▽
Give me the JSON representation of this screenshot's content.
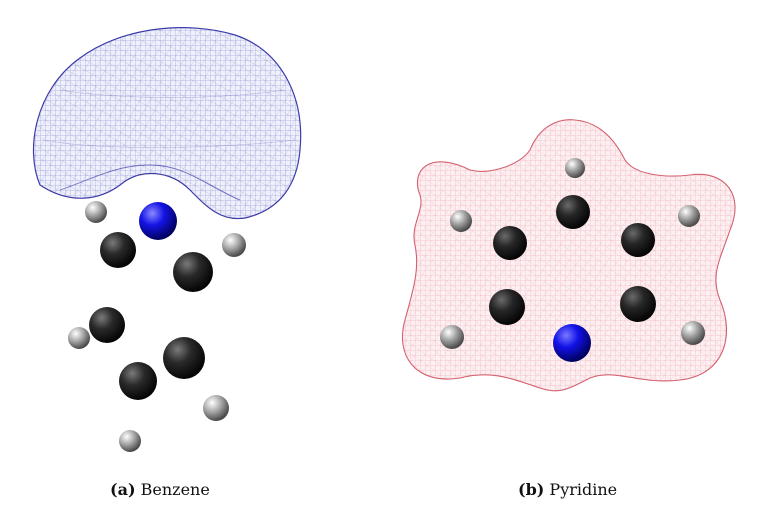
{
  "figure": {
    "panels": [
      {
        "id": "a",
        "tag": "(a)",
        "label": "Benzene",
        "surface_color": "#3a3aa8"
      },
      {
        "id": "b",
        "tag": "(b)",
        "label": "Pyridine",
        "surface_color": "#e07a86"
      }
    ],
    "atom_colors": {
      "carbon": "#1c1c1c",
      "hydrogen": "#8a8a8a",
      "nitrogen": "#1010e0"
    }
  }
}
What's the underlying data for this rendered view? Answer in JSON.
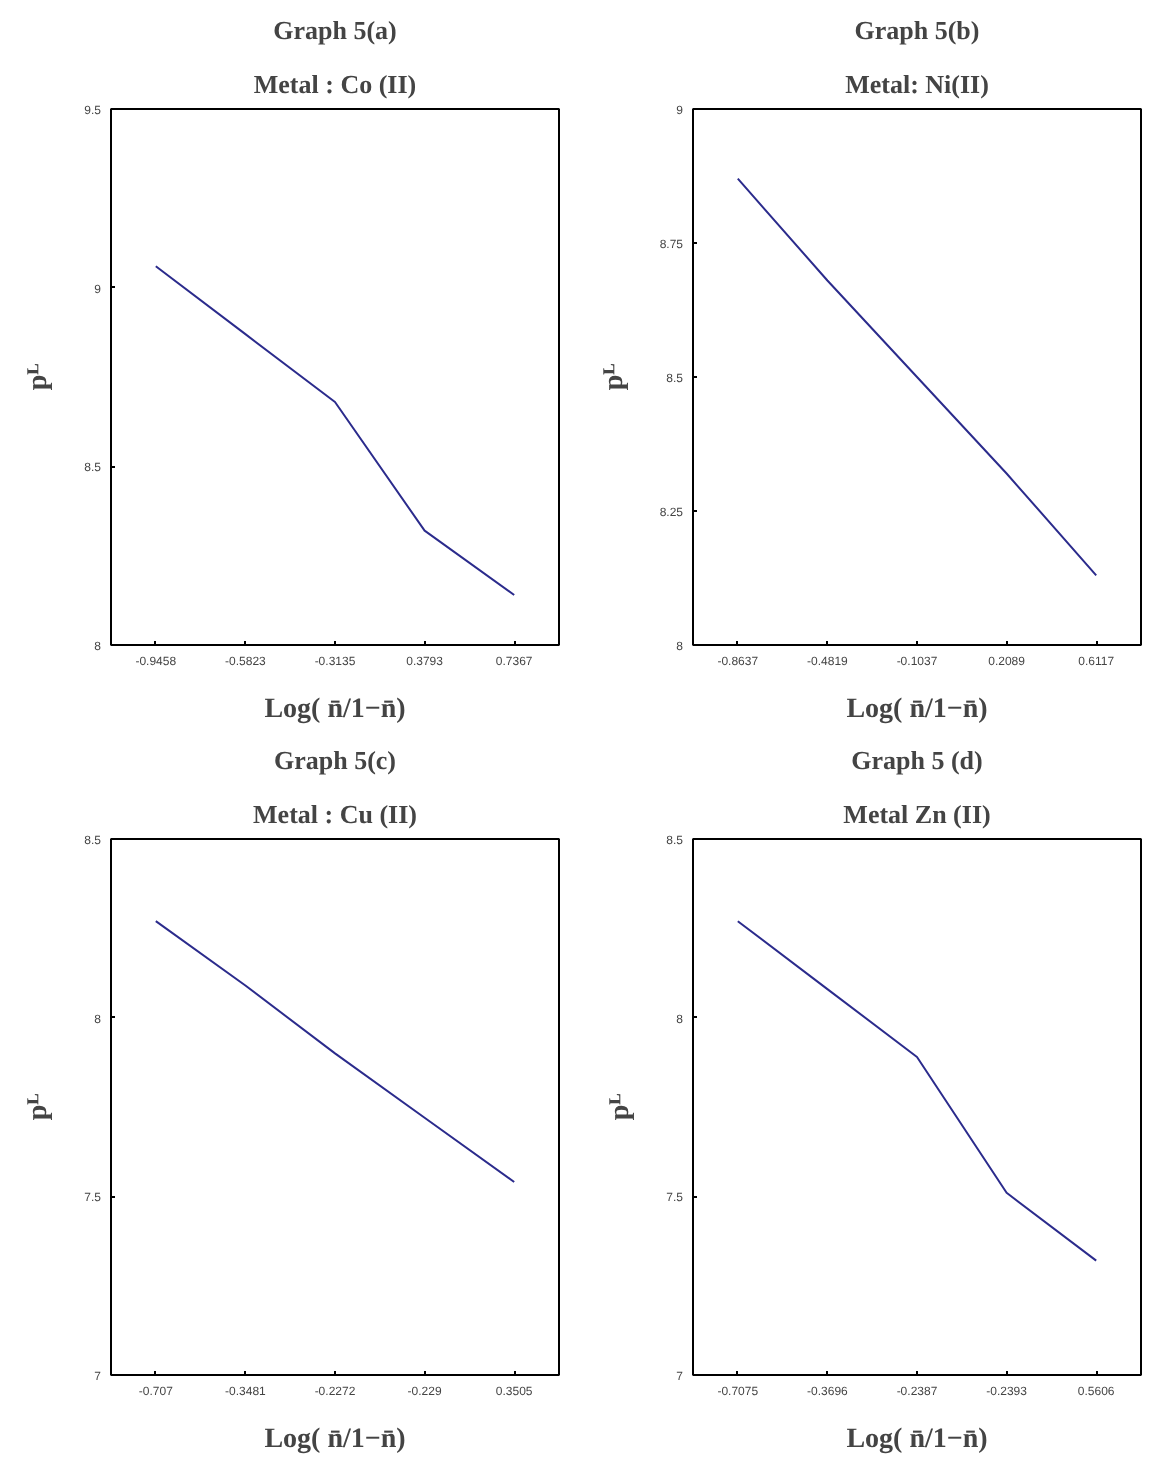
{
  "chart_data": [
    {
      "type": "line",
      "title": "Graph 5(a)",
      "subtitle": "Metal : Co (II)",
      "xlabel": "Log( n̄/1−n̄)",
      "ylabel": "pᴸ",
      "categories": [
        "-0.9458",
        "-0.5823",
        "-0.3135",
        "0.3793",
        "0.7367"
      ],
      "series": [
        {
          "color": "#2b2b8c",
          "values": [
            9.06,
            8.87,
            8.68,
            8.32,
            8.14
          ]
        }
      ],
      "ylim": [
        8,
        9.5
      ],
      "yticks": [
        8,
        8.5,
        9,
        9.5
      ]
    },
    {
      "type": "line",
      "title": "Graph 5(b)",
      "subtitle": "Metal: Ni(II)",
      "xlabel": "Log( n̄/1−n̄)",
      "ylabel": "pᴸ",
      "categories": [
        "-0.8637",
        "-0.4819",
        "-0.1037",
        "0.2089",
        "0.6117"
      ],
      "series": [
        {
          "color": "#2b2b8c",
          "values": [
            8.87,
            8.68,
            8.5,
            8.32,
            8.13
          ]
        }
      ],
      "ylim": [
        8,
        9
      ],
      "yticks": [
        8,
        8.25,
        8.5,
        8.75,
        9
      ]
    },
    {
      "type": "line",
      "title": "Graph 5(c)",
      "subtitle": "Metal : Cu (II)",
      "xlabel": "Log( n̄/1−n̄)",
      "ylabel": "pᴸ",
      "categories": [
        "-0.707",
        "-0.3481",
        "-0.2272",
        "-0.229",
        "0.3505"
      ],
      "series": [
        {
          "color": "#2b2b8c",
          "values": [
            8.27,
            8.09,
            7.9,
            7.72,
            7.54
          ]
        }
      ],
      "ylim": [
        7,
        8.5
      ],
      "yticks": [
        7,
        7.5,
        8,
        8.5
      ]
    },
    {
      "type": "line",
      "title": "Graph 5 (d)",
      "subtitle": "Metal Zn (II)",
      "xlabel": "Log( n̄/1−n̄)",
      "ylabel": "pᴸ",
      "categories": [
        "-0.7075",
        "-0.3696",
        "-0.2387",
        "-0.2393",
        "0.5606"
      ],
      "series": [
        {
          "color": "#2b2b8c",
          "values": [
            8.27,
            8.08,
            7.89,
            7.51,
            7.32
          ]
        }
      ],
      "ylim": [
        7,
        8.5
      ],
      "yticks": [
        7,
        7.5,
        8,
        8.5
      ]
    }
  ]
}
△
▽
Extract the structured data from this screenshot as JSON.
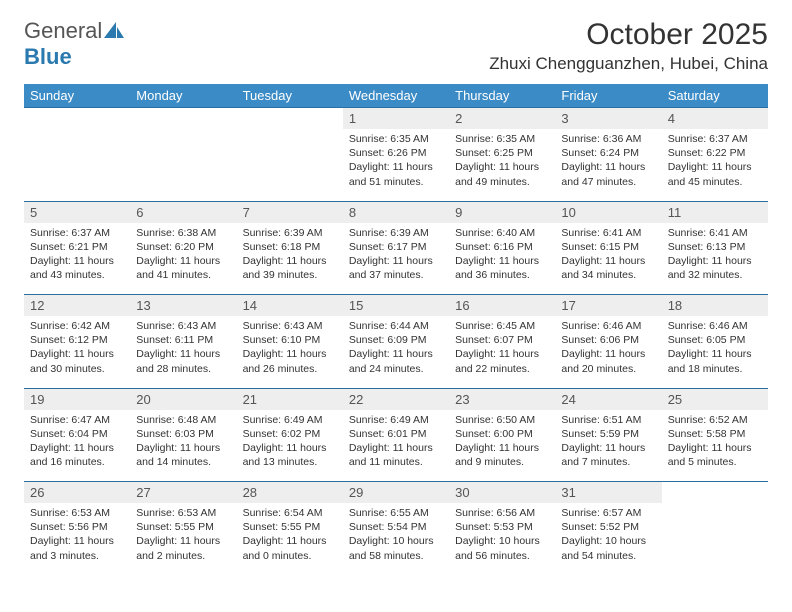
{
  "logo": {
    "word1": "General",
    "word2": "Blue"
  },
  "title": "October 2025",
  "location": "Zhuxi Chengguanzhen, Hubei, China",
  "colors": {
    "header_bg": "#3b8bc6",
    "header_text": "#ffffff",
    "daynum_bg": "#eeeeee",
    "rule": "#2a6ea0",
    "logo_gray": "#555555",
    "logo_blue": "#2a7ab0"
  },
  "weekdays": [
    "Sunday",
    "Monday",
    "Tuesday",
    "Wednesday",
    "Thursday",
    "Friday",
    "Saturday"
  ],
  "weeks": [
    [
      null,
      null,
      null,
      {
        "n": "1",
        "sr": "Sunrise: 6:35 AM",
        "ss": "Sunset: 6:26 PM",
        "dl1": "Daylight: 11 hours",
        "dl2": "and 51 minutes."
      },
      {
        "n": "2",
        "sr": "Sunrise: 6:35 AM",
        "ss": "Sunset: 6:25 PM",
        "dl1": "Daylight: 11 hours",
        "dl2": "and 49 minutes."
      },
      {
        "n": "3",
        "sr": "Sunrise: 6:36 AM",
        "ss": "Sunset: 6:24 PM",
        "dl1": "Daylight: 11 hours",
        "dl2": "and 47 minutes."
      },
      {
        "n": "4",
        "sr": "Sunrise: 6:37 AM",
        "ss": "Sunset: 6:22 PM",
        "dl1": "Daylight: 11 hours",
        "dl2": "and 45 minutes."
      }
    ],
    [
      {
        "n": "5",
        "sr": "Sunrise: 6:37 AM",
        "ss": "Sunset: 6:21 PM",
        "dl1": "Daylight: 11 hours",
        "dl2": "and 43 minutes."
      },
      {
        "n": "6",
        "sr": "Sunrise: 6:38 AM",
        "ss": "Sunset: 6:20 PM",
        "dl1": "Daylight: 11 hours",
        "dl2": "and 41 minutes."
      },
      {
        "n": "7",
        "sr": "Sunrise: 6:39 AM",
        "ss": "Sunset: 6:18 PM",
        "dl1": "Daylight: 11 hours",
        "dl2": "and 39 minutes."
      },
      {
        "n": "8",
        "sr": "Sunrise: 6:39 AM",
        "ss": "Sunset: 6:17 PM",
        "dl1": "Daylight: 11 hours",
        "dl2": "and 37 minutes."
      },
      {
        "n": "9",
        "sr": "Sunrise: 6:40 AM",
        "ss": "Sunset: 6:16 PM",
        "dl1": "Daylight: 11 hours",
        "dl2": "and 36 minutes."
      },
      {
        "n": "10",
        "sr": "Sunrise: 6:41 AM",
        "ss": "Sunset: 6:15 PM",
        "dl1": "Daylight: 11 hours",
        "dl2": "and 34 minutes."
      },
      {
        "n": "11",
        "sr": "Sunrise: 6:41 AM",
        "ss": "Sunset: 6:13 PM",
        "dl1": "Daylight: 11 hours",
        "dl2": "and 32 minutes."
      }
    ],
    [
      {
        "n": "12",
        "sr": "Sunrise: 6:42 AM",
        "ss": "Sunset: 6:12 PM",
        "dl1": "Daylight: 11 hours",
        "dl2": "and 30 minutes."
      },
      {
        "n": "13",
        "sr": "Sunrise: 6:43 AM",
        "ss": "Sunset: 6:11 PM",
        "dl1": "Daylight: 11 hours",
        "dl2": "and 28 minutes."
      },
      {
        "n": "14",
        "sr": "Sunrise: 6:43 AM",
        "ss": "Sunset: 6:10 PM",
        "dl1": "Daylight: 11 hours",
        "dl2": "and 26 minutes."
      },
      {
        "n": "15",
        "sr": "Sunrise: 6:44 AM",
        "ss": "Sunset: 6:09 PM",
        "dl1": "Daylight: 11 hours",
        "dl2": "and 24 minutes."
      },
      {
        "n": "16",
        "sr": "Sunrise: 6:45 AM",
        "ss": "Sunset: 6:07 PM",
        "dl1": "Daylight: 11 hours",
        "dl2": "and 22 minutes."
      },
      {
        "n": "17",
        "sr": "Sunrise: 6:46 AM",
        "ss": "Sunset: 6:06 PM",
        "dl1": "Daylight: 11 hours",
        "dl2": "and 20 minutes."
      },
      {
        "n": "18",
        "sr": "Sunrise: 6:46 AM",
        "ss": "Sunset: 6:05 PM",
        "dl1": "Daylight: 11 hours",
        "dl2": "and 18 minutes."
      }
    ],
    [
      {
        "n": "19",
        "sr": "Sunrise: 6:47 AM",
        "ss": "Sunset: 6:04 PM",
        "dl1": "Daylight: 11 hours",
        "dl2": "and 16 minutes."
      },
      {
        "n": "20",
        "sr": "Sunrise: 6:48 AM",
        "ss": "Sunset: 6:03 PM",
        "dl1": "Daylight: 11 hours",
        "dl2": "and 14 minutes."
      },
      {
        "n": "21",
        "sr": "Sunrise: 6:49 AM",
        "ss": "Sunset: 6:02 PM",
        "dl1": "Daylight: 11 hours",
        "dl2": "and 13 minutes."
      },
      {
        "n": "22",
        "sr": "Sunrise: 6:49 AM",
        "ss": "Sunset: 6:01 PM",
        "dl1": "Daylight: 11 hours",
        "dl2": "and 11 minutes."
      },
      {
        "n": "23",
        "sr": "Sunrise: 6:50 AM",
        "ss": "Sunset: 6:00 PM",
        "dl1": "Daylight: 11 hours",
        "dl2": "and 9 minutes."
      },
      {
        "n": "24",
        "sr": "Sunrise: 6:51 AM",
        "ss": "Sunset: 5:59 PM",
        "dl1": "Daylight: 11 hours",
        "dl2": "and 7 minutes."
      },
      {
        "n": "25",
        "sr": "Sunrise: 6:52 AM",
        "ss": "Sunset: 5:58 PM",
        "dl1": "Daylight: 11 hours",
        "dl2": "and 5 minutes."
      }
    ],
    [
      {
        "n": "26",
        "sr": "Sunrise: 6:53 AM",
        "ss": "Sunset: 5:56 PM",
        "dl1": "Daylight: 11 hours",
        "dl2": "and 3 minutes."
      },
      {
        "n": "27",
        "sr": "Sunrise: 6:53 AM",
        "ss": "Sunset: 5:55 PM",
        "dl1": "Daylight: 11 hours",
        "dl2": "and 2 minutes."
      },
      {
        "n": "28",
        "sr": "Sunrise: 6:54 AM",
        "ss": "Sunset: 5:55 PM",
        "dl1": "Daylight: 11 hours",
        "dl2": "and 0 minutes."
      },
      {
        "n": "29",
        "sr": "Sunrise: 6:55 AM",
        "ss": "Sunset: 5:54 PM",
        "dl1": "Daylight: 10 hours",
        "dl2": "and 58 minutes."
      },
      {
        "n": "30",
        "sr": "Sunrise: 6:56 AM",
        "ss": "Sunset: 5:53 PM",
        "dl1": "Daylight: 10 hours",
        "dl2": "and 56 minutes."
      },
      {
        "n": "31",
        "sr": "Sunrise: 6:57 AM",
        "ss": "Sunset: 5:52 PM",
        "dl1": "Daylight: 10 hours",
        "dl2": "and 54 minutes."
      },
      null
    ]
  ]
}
△
▽
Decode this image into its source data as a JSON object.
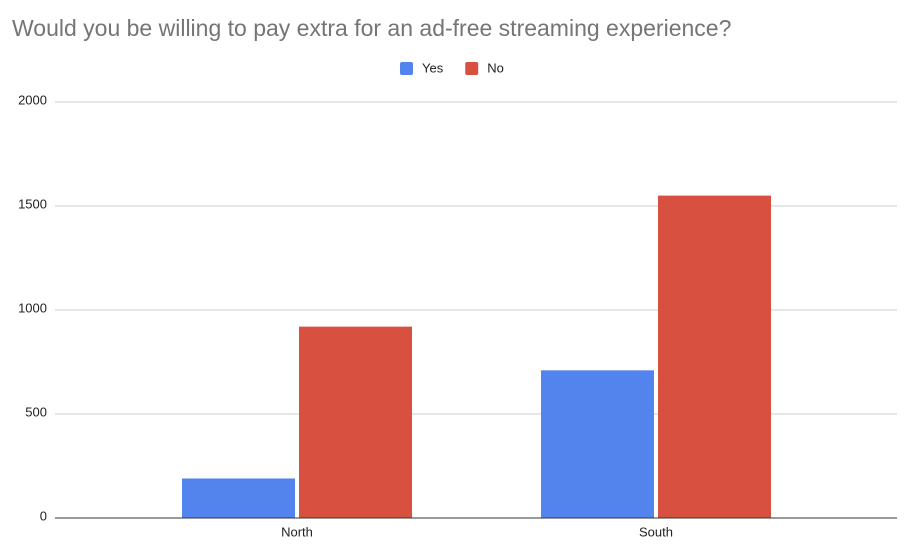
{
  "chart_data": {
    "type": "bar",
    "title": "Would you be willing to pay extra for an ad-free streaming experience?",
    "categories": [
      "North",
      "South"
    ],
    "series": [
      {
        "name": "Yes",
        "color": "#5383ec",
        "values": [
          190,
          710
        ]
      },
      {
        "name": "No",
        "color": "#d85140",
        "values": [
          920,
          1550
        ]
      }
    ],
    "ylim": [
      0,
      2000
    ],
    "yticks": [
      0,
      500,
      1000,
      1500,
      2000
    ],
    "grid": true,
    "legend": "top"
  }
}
△
SET EXERCISE >>
Give the number of lines in the data that contain "JSON", with no other words.

RESPONSE FOR THIS EXERCISE >>
4